▶ Kutipan:
════════════════════

Langsung ke konten utama

Gregetnya Mendaftar Relawan Audio Buku Gemari Baca

Foto: Instagram


Sebelum audiobook booming dan podcast ramai dibicarakan, keduanya sudah lama hadir dan memiliki penggemarnya masing-masing. Bagiku keduanya adalah cara terbaik untuk menikmati karya-karya klasik yang belum sempat kubaca.

Memang saya paling sering mendengar banyak audiobook berbahasa Inggris selain waktu itu librivox hanya menyediakan selain bahasa Indonesia, juga karena saya belum menemukan versi Indonesia. Agak sulit memang untuk mencari buku-buku Indonesia yang dibacakan dalam format audio di awal tahun 2000.


Sir Christopher Lee, Inspirasiku
Hingga saat ini, saya masih mendengarkan audiobook dan podcast sambil mengerjakan pekerjaan rumah. Salah satu audiobook yang saya gemari adalah The Tell Tale Heart karya Edgar Allan Poe yang dibacakan Sir Christopher Lee. Sebagai penggemar Poe, saya merasa suara Lee sangat cocok untuk membacakan semua karya Poe.

Cara Lee membacakan cerita seperti mendongeng dan terasa begitu nyata. Suaranya yang dalam, rendah sekaligus berat, sangat khas. Kemampuannya untuk mengartikulasikan kata demi kata begitu luar biasa, ada emosi yang silih berganti dalam setiap intonasi, volume bahkan jeda.

Kemudian saya pun berlatih membaca untuk mendongeng. Bisa dibilang pada waktu itu pelafalan bahasa Inggris saya pun membaik, hanya saja kontrol terhadap suara dan intonasi dalam perubahan suara belum bisa sepenuhnya dilakukan.

Pemilihan genre juga ternyata sangat berperan, saya yang suka genre thriller, horor, misteri, pokoknya segala yang non-romance. Ternyata justru profil suara saya konon lebih cocok ke arah romance. Tragis ya. Namun, saya memutuskan untuk tidak berhenti latihan mendongeng.

════════════════════

▶ Tugas yang Dikerjakan:
**1.** Dalam kutipan tentang audiobook, siapa yang membacakan The Tell Tale Heart karya Edgar Allan Poe?
**2.** Cetak kembali seluruh catatan daftar elemen dan kotak tanpa mengubah satu baris pun.
Kutipan dan catatan tidak saling berhubungan.

Daftar elemen dan kotak
════════════════════

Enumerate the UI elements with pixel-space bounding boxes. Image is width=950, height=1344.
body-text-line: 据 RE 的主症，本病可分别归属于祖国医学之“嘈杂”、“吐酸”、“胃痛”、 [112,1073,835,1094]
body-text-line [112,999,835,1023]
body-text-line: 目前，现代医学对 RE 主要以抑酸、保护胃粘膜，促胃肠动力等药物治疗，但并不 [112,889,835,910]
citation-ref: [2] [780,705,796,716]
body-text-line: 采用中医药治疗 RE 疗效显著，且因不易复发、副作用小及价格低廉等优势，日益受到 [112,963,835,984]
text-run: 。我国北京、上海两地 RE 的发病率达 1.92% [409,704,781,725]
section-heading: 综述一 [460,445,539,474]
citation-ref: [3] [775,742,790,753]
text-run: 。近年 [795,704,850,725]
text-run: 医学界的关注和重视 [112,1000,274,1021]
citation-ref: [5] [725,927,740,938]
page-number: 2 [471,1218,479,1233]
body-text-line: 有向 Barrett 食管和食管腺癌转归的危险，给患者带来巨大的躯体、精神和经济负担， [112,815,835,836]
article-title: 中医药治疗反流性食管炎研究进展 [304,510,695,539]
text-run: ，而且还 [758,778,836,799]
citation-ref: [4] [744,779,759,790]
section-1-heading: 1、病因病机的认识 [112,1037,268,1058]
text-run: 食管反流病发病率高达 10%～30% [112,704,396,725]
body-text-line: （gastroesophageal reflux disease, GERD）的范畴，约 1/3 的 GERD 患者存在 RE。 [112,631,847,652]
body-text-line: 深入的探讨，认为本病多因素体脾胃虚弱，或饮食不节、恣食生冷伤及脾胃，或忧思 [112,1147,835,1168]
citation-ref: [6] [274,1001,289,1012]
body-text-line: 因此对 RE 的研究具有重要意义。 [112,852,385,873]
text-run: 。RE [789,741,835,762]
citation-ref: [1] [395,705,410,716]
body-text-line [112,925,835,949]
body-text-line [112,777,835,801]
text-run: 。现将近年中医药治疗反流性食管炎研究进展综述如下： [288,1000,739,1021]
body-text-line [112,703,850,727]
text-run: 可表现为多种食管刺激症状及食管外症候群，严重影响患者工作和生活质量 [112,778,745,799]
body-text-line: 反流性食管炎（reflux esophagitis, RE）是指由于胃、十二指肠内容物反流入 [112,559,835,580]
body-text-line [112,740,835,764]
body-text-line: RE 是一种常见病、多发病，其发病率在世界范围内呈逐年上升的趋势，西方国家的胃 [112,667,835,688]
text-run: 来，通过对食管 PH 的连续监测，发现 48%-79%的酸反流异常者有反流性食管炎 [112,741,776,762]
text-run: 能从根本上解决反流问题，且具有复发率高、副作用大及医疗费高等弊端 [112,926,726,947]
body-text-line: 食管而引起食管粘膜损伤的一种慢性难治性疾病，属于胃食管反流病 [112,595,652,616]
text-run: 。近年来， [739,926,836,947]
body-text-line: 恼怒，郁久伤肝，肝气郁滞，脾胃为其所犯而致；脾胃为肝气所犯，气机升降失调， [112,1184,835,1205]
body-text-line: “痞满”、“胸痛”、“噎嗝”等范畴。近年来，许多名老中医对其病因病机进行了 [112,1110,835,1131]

════════════════════

▶ Jawaban yang Diharapkan:
**1.** Sir Christopher Lee.

**2.**
Enumerate the UI elements with pixel-space bounding boxes. Image is width=950, height=1344.
body-text-line: 据 RE 的主症，本病可分别归属于祖国医学之“嘈杂”、“吐酸”、“胃痛”、 [112,1073,835,1094]
body-text-line [112,999,835,1023]
body-text-line: 目前，现代医学对 RE 主要以抑酸、保护胃粘膜，促胃肠动力等药物治疗，但并不 [112,889,835,910]
citation-ref: [2] [780,705,796,716]
body-text-line: 采用中医药治疗 RE 疗效显著，且因不易复发、副作用小及价格低廉等优势，日益受到 [112,963,835,984]
text-run: 。我国北京、上海两地 RE 的发病率达 1.92% [409,704,781,725]
section-heading: 综述一 [460,445,539,474]
citation-ref: [3] [775,742,790,753]
text-run: 。近年 [795,704,850,725]
text-run: 医学界的关注和重视 [112,1000,274,1021]
citation-ref: [5] [725,927,740,938]
page-number: 2 [471,1218,479,1233]
body-text-line: 有向 Barrett 食管和食管腺癌转归的危险，给患者带来巨大的躯体、精神和经济负担， [112,815,835,836]
article-title: 中医药治疗反流性食管炎研究进展 [304,510,695,539]
text-run: ，而且还 [758,778,836,799]
citation-ref: [4] [744,779,759,790]
section-1-heading: 1、病因病机的认识 [112,1037,268,1058]
text-run: 食管反流病发病率高达 10%～30% [112,704,396,725]
body-text-line: （gastroesophageal reflux disease, GERD）的范畴，约 1/3 的 GERD 患者存在 RE。 [112,631,847,652]
body-text-line: 深入的探讨，认为本病多因素体脾胃虚弱，或饮食不节、恣食生冷伤及脾胃，或忧思 [112,1147,835,1168]
citation-ref: [6] [274,1001,289,1012]
body-text-line: 因此对 RE 的研究具有重要意义。 [112,852,385,873]
text-run: 。RE [789,741,835,762]
citation-ref: [1] [395,705,410,716]
body-text-line [112,925,835,949]
body-text-line [112,777,835,801]
text-run: 。现将近年中医药治疗反流性食管炎研究进展综述如下： [288,1000,739,1021]
body-text-line [112,703,850,727]
text-run: 可表现为多种食管刺激症状及食管外症候群，严重影响患者工作和生活质量 [112,778,745,799]
body-text-line: 反流性食管炎（reflux esophagitis, RE）是指由于胃、十二指肠内容物反流入 [112,559,835,580]
body-text-line [112,740,835,764]
body-text-line: RE 是一种常见病、多发病，其发病率在世界范围内呈逐年上升的趋势，西方国家的胃 [112,667,835,688]
text-run: 来，通过对食管 PH 的连续监测，发现 48%-79%的酸反流异常者有反流性食管炎 [112,741,776,762]
text-run: 能从根本上解决反流问题，且具有复发率高、副作用大及医疗费高等弊端 [112,926,726,947]
body-text-line: 食管而引起食管粘膜损伤的一种慢性难治性疾病，属于胃食管反流病 [112,595,652,616]
text-run: 。近年来， [739,926,836,947]
body-text-line: 恼怒，郁久伤肝，肝气郁滞，脾胃为其所犯而致；脾胃为肝气所犯，气机升降失调， [112,1184,835,1205]
body-text-line: “痞满”、“胸痛”、“噎嗝”等范畴。近年来，许多名老中医对其病因病机进行了 [112,1110,835,1131]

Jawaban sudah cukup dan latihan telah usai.